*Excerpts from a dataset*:
---*---

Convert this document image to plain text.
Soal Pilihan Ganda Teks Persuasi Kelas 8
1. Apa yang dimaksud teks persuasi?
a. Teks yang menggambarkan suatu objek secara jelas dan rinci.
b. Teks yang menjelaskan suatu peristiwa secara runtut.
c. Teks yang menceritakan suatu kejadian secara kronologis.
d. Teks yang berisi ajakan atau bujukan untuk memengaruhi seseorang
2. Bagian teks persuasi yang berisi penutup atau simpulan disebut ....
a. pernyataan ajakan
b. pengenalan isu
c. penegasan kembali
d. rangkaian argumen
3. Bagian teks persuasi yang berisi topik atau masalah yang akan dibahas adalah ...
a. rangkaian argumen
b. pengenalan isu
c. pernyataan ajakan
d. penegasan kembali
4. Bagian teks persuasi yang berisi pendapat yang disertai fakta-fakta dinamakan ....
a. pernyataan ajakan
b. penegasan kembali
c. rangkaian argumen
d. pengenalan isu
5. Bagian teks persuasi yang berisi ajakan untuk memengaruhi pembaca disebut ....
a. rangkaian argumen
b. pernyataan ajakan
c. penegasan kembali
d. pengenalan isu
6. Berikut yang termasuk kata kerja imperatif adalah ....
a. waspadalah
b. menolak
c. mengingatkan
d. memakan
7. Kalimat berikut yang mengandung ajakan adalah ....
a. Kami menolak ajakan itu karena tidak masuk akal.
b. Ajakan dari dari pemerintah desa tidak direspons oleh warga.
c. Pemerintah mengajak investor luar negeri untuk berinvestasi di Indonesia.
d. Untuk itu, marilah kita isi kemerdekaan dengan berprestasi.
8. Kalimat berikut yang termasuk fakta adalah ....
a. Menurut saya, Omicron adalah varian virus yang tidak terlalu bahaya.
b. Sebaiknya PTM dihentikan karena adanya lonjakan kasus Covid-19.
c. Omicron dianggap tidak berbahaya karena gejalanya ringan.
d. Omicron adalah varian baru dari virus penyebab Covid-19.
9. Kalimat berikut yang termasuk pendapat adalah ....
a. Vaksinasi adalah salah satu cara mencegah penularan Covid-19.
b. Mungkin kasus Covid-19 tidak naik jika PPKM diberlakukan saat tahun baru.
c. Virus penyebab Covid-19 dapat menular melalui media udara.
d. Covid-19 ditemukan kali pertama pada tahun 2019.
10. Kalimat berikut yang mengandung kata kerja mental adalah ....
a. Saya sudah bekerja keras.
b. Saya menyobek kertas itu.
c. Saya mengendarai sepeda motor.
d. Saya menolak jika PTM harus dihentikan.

---*---

Only the count is wanted. Count the lines of the data above that include the string "dihentikan".

*ANSWER TO THE EXERCISE*: 2